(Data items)
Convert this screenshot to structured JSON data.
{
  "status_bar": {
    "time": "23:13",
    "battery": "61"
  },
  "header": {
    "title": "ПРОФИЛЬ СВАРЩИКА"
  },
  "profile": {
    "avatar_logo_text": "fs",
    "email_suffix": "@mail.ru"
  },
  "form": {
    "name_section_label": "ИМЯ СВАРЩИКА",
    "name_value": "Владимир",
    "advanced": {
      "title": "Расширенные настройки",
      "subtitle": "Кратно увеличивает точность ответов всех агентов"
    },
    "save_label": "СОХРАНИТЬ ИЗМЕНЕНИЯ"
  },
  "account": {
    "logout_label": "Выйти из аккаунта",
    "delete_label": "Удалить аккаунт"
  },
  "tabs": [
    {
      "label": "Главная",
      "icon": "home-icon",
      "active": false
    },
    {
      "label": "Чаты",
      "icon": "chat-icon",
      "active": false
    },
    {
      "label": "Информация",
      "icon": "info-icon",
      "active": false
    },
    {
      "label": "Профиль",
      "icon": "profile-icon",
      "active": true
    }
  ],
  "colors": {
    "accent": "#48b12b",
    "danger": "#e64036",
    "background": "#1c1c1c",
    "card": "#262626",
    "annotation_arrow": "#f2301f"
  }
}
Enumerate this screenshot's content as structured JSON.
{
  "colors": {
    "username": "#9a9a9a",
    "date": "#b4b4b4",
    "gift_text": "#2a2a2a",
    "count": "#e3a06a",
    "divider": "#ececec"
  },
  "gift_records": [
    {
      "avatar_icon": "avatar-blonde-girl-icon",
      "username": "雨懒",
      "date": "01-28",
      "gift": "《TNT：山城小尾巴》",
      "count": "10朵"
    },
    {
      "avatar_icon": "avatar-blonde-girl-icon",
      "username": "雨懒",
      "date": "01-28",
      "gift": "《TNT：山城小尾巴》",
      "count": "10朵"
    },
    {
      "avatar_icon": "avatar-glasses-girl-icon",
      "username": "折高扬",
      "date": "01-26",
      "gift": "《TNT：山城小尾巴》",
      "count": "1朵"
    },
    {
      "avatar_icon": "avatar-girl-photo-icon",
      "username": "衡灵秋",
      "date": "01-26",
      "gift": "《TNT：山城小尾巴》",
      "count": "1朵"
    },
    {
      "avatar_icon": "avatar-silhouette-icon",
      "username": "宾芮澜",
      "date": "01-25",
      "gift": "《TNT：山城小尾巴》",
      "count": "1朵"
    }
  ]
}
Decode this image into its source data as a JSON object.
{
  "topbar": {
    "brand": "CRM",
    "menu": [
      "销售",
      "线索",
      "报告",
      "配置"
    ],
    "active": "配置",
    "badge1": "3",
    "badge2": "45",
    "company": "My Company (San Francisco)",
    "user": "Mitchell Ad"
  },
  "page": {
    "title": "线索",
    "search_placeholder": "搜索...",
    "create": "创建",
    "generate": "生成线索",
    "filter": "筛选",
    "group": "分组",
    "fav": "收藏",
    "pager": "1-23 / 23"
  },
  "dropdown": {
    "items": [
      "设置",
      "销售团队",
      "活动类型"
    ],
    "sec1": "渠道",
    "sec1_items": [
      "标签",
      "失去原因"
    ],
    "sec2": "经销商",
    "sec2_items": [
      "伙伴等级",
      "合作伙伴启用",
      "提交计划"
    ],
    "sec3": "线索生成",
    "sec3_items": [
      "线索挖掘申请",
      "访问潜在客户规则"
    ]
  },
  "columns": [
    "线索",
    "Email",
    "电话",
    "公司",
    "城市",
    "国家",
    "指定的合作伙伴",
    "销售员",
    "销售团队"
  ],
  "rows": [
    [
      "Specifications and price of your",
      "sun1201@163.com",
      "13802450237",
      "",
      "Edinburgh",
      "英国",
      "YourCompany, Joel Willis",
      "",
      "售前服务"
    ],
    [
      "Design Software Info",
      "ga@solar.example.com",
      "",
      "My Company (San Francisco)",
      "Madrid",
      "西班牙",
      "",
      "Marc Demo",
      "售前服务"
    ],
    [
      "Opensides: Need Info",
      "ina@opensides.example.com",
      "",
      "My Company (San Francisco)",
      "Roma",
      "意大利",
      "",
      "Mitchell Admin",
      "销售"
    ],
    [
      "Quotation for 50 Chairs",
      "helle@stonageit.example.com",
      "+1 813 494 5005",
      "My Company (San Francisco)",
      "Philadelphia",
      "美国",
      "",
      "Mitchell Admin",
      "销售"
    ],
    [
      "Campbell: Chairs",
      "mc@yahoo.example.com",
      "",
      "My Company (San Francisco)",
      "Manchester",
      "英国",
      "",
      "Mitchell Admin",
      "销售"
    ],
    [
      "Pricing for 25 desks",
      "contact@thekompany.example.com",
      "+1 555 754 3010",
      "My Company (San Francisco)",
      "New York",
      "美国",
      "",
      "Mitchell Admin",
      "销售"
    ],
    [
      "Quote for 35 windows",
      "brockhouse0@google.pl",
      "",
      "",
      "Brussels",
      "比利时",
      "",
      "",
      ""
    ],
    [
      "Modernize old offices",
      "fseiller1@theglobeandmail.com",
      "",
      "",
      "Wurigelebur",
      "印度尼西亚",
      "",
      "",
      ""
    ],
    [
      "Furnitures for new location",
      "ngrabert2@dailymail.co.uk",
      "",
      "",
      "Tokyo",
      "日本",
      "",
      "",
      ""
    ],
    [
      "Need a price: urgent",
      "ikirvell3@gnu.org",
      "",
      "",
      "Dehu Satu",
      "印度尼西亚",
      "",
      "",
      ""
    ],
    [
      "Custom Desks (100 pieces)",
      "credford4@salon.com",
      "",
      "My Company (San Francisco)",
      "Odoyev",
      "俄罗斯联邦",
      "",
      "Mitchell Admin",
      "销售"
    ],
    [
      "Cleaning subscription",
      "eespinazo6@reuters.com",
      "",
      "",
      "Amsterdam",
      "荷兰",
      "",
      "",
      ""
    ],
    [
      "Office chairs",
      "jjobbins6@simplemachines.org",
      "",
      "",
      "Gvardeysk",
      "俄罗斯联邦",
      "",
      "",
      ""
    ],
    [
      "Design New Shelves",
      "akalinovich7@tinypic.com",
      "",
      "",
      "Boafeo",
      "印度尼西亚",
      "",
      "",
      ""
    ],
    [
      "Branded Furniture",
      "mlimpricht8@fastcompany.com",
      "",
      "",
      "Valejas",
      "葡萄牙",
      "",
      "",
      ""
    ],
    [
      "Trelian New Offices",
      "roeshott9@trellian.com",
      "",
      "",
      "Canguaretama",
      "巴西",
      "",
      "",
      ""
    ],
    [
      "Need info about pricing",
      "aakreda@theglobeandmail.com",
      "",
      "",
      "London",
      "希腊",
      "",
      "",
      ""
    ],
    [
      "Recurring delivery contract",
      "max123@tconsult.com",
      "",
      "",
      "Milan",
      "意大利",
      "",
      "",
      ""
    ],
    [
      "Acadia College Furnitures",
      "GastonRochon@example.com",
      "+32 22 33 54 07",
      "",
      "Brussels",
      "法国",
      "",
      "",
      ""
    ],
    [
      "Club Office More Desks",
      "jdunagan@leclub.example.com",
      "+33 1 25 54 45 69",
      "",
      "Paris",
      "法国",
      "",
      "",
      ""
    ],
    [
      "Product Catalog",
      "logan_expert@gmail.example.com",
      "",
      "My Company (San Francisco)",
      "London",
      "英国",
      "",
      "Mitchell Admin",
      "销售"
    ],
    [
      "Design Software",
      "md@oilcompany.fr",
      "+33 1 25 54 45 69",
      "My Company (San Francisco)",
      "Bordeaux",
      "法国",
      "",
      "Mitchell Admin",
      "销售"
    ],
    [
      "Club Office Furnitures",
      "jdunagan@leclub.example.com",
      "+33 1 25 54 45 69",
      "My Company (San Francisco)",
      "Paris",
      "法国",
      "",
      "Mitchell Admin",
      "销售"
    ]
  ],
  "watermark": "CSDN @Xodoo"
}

Exercise instructions –
Give the count of lines holding the word "screenshot" and nothing more.

Complete output –
2